Task directions
Your answer should be a single number: the count of lines containing "icon".
Start Exercise materials
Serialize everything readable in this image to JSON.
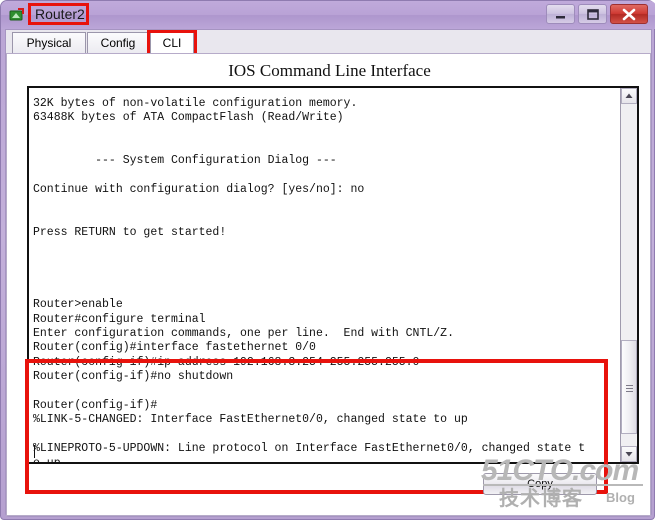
{
  "window": {
    "title": "Router2",
    "icon": "router-device-icon",
    "ghost_title": "",
    "controls": {
      "minimize": "minimize-icon",
      "maximize": "maximize-icon",
      "close": "close-icon"
    }
  },
  "tabs": [
    {
      "label": "Physical",
      "active": false
    },
    {
      "label": "Config",
      "active": false
    },
    {
      "label": "CLI",
      "active": true
    }
  ],
  "panel": {
    "title": "IOS Command Line Interface"
  },
  "terminal": {
    "content": "32K bytes of non-volatile configuration memory.\n63488K bytes of ATA CompactFlash (Read/Write)\n\n\n         --- System Configuration Dialog ---\n\nContinue with configuration dialog? [yes/no]: no\n\n\nPress RETURN to get started!\n\n\n\n\nRouter>enable\nRouter#configure terminal\nEnter configuration commands, one per line.  End with CNTL/Z.\nRouter(config)#interface fastethernet 0/0\nRouter(config-if)#ip address 192.168.3.254 255.255.255.0\nRouter(config-if)#no shutdown\n\nRouter(config-if)#\n%LINK-5-CHANGED: Interface FastEthernet0/0, changed state to up\n\n%LINEPROTO-5-UPDOWN: Line protocol on Interface FastEthernet0/0, changed state t\no up\n",
    "lines": [
      "32K bytes of non-volatile configuration memory.",
      "63488K bytes of ATA CompactFlash (Read/Write)",
      "",
      "",
      "         --- System Configuration Dialog ---",
      "",
      "Continue with configuration dialog? [yes/no]: no",
      "",
      "",
      "Press RETURN to get started!",
      "",
      "",
      "",
      "",
      "Router>enable",
      "Router#configure terminal",
      "Enter configuration commands, one per line.  End with CNTL/Z.",
      "Router(config)#interface fastethernet 0/0",
      "Router(config-if)#ip address 192.168.3.254 255.255.255.0",
      "Router(config-if)#no shutdown",
      "",
      "Router(config-if)#",
      "%LINK-5-CHANGED: Interface FastEthernet0/0, changed state to up",
      "",
      "%LINEPROTO-5-UPDOWN: Line protocol on Interface FastEthernet0/0, changed state t",
      "o up"
    ]
  },
  "copy_button": {
    "label": "Copy"
  },
  "annotations": {
    "highlight_color": "#e8120c"
  },
  "watermark": {
    "main": "51CTO.com",
    "chinese": "技术博客",
    "blog": "Blog"
  }
}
End Exercise materials
Solution for this problem
4